[Begin DATA PROVIDED]

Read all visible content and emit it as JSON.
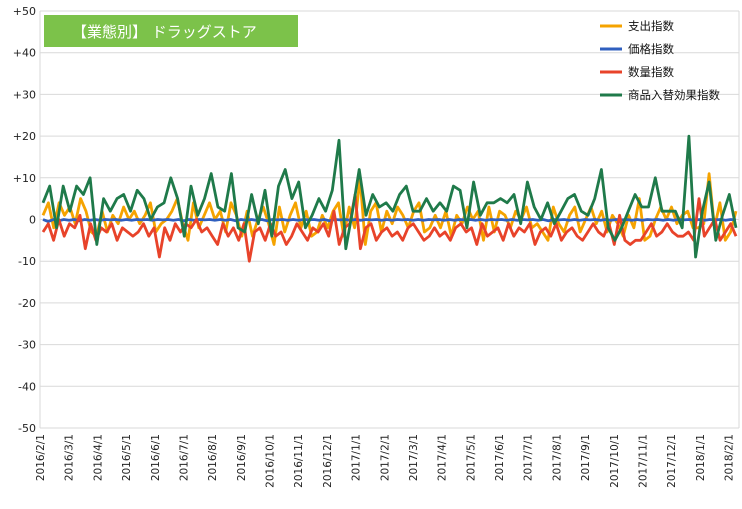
{
  "chart_data": {
    "type": "line",
    "title": "【業態別】 ドラッグストア",
    "ylim": [
      -50,
      50
    ],
    "yticks": [
      50,
      40,
      30,
      20,
      10,
      0,
      -10,
      -20,
      -30,
      -40,
      -50
    ],
    "ytick_labels": [
      "+50",
      "+40",
      "+30",
      "+20",
      "+10",
      "0",
      "-10",
      "-20",
      "-30",
      "-40",
      "-50"
    ],
    "grid": true,
    "legend_position": "top-right",
    "x_labels": [
      "2016/2/1",
      "2016/3/1",
      "2016/4/1",
      "2016/5/1",
      "2016/6/1",
      "2016/7/1",
      "2016/8/1",
      "2016/9/1",
      "2016/10/1",
      "2016/11/1",
      "2016/12/1",
      "2017/1/1",
      "2017/2/1",
      "2017/3/1",
      "2017/4/1",
      "2017/5/1",
      "2017/6/1",
      "2017/7/1",
      "2017/8/1",
      "2017/9/1",
      "2017/10/1",
      "2017/11/1",
      "2017/12/1",
      "2018/1/1",
      "2018/2/1"
    ],
    "colors": {
      "title_bg": "#7cc24a",
      "grid": "#d9d9d9",
      "series_1": "#f5a300",
      "series_2": "#2f5fbf",
      "series_3": "#e8432a",
      "series_4": "#1f7a4a"
    },
    "series": [
      {
        "name": "支出指数",
        "values": [
          1,
          4,
          -2,
          4,
          1,
          3,
          -1,
          5,
          2,
          -3,
          -4,
          2,
          -3,
          1,
          -1,
          3,
          0,
          2,
          -1,
          1,
          4,
          -3,
          -1,
          0,
          2,
          5,
          -1,
          -5,
          4,
          -2,
          1,
          4,
          0,
          2,
          -3,
          4,
          1,
          -4,
          2,
          -4,
          0,
          3,
          -1,
          -6,
          3,
          -3,
          1,
          4,
          -2,
          2,
          -4,
          -3,
          1,
          -2,
          2,
          4,
          -4,
          3,
          -2,
          10,
          -6,
          2,
          4,
          -3,
          2,
          -1,
          3,
          1,
          -2,
          2,
          4,
          -3,
          -2,
          1,
          -2,
          2,
          -4,
          1,
          -1,
          3,
          0,
          2,
          -5,
          3,
          -3,
          2,
          1,
          -2,
          2,
          0,
          3,
          -2,
          -1,
          -3,
          -5,
          3,
          -1,
          -3,
          1,
          3,
          -3,
          0,
          3,
          -1,
          2,
          -3,
          1,
          -1,
          -4,
          1,
          -2,
          5,
          -5,
          -4,
          0,
          3,
          0,
          3,
          -1,
          1,
          2,
          -2,
          -2,
          -1,
          11,
          -2,
          4,
          -5,
          -3,
          2
        ]
      },
      {
        "name": "価格指数",
        "values": [
          0,
          -0.5,
          0,
          -0.3,
          0,
          -0.2,
          0,
          -0.3,
          0,
          -0.2,
          0,
          -0.2,
          0,
          -0.1,
          0,
          -0.2,
          0,
          -0.2,
          0,
          -0.1,
          0,
          -0.2,
          0,
          -0.1,
          0,
          -0.2,
          0,
          -0.3,
          0,
          -0.2,
          0,
          -0.1,
          0,
          -0.2,
          0,
          -0.2,
          0,
          -0.3,
          0,
          -0.2,
          0,
          -0.2,
          0,
          -0.3,
          0,
          -0.1,
          0,
          -0.2,
          0,
          -0.2,
          0,
          -0.1,
          0,
          -0.2,
          0,
          -0.3,
          0,
          -0.1,
          0,
          -0.2,
          0,
          -0.2,
          0,
          -0.1,
          0,
          -0.2,
          0,
          -0.2,
          0,
          -0.1,
          0,
          -0.2,
          0,
          -0.2,
          0,
          -0.1,
          0,
          -0.2,
          0,
          -0.2,
          0,
          -0.1,
          0,
          -0.2,
          0,
          -0.2,
          0,
          -0.1,
          0,
          -0.2,
          0,
          -0.2,
          0,
          -0.1,
          0,
          -0.2,
          0,
          -0.3,
          0,
          -0.1,
          0,
          -0.2,
          0,
          -0.2,
          0,
          -0.1,
          0,
          -0.2,
          0,
          -0.2,
          0,
          -0.1,
          0,
          -0.2,
          0,
          -0.2,
          0,
          -0.1,
          0,
          -0.2,
          0,
          -0.2,
          0,
          -0.1,
          0,
          -0.2,
          0,
          -0.2,
          0,
          -0.1,
          0,
          -0.2,
          0,
          -0.1
        ]
      },
      {
        "name": "数量指数",
        "values": [
          -3,
          -1,
          -5,
          0,
          -4,
          -1,
          -2,
          1,
          -7,
          -1,
          -5,
          -2,
          -3,
          -1,
          -5,
          -2,
          -3,
          -4,
          -3,
          -1,
          -4,
          -2,
          -9,
          -2,
          -5,
          -1,
          -3,
          -1,
          -2,
          0,
          -3,
          -2,
          -4,
          -6,
          -1,
          -4,
          -2,
          -5,
          -1,
          -10,
          -3,
          -2,
          -5,
          -1,
          -4,
          -3,
          -6,
          -4,
          -1,
          -3,
          -5,
          -2,
          -3,
          -1,
          -4,
          2,
          -6,
          -2,
          -1,
          6,
          -7,
          -2,
          -1,
          -5,
          -3,
          -2,
          -4,
          -3,
          -5,
          -2,
          -1,
          -3,
          -5,
          -4,
          -2,
          -4,
          -3,
          -5,
          -2,
          -1,
          -3,
          -2,
          -6,
          -1,
          -4,
          -3,
          -2,
          -5,
          -1,
          -4,
          -2,
          -3,
          -1,
          -6,
          -3,
          -2,
          -4,
          -1,
          -5,
          -3,
          -2,
          -4,
          -5,
          -3,
          -1,
          -3,
          -4,
          -1,
          -6,
          1,
          -5,
          -6,
          -5,
          -5,
          -3,
          -1,
          -4,
          -3,
          -1,
          -3,
          -4,
          -4,
          -3,
          -5,
          5,
          -4,
          -2,
          0,
          -5,
          -3,
          -1,
          -4
        ]
      },
      {
        "name": "商品入替効果指数",
        "values": [
          4,
          8,
          -2,
          8,
          2,
          8,
          6,
          10,
          -6,
          5,
          2,
          5,
          6,
          2,
          7,
          5,
          0,
          3,
          4,
          10,
          5,
          -4,
          8,
          1,
          5,
          11,
          3,
          2,
          11,
          -2,
          -3,
          6,
          -1,
          7,
          -4,
          8,
          12,
          5,
          9,
          -2,
          1,
          5,
          2,
          7,
          19,
          -7,
          2,
          12,
          1,
          6,
          3,
          4,
          2,
          6,
          8,
          2,
          2,
          5,
          2,
          4,
          2,
          8,
          7,
          -2,
          9,
          1,
          4,
          4,
          5,
          4,
          6,
          -1,
          9,
          3,
          0,
          4,
          -1,
          2,
          5,
          6,
          2,
          1,
          5,
          12,
          -2,
          -5,
          -2,
          2,
          6,
          3,
          3,
          10,
          2,
          2,
          2,
          -2,
          20,
          -9,
          2,
          9,
          -5,
          1,
          6,
          -2
        ]
      }
    ]
  }
}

[End DATA PROVIDED]

THE PROBLEM:
Go through the listing above and return every line where the word "name" occurs.

TASK RESPONSE:
        "name": "支出指数",
        "name": "価格指数",
        "name": "数量指数",
        "name": "商品入替効果指数",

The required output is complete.